**Job:** The exercise asks you to copy every line below in which "data" appears.

**Stored records:**
** BEGIN **

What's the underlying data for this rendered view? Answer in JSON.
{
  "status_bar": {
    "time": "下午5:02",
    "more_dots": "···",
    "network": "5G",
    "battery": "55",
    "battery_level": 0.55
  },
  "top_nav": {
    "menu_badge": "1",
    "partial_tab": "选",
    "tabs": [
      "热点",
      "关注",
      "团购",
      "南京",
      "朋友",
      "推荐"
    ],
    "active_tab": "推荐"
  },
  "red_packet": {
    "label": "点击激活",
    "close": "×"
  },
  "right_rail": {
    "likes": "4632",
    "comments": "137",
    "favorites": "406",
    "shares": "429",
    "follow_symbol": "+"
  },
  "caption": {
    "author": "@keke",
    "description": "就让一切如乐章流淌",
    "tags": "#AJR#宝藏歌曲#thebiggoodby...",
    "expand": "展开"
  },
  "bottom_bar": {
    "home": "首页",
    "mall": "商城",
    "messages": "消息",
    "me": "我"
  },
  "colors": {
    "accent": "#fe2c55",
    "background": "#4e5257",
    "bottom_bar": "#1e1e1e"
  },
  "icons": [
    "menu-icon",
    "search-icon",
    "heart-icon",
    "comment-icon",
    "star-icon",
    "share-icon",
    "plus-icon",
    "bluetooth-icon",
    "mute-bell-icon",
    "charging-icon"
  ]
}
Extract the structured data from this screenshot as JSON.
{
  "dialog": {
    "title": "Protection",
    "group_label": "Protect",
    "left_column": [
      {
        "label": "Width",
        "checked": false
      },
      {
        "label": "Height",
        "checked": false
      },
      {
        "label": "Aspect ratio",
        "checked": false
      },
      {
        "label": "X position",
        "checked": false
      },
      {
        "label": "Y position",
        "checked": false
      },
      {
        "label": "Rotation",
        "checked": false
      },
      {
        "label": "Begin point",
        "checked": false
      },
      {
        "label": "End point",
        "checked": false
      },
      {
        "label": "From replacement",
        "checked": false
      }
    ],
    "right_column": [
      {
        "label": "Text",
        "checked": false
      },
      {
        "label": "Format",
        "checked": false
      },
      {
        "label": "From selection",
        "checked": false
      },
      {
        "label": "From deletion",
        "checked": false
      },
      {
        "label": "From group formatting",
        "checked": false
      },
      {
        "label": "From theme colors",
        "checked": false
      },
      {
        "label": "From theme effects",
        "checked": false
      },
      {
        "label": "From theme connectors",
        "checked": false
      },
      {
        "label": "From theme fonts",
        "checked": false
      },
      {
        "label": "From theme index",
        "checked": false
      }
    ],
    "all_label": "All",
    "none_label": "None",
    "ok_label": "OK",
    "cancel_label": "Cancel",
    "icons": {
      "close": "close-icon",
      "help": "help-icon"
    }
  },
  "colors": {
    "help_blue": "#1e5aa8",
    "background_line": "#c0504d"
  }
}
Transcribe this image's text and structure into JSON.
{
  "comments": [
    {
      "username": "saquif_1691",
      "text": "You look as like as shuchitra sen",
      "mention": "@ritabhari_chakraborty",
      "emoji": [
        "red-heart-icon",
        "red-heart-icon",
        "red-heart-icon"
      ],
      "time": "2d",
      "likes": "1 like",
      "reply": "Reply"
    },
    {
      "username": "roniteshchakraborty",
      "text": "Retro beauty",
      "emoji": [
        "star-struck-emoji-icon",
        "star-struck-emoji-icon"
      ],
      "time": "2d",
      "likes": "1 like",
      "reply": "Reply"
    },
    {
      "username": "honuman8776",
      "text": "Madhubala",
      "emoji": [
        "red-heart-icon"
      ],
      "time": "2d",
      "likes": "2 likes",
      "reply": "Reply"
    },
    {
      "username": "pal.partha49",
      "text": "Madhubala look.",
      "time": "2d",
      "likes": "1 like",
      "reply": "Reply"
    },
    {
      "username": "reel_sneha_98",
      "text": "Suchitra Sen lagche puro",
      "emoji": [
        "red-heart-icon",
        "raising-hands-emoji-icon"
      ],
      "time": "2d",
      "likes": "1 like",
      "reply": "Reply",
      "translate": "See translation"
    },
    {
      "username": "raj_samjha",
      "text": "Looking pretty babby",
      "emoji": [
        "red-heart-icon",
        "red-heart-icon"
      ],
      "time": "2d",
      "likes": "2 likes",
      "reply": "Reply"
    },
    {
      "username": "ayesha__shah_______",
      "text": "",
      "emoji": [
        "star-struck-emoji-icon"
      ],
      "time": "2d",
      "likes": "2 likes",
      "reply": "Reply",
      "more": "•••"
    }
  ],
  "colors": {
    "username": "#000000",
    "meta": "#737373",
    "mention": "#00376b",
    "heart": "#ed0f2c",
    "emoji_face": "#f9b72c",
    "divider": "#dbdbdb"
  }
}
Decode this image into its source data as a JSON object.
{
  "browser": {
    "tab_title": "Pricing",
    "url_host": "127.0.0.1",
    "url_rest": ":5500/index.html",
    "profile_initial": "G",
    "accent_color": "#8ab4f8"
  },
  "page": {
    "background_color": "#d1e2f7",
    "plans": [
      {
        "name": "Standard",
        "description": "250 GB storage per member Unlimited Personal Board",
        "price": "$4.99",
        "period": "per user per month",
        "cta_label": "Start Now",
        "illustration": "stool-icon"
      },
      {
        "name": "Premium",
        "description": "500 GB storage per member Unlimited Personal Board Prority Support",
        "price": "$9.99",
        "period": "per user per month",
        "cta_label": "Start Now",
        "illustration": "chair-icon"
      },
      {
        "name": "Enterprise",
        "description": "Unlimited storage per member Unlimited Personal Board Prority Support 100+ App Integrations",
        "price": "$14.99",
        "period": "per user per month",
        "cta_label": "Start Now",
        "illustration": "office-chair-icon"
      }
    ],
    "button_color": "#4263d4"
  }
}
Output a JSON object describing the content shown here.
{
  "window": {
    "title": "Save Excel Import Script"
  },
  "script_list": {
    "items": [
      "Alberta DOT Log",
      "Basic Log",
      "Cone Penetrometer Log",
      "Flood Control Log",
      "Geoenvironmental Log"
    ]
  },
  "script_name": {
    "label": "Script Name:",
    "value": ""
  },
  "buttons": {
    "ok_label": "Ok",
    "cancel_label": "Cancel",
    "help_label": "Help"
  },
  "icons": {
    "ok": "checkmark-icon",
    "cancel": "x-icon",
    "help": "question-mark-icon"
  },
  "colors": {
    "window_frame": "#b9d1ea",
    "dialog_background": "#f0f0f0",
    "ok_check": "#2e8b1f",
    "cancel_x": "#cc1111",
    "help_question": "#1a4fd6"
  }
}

** END **

**Solved exercise:**
What's the underlying data for this rendered view? Answer in JSON.
Extract the structured data from this screenshot as JSON.
Decode this image into its source data as a JSON object.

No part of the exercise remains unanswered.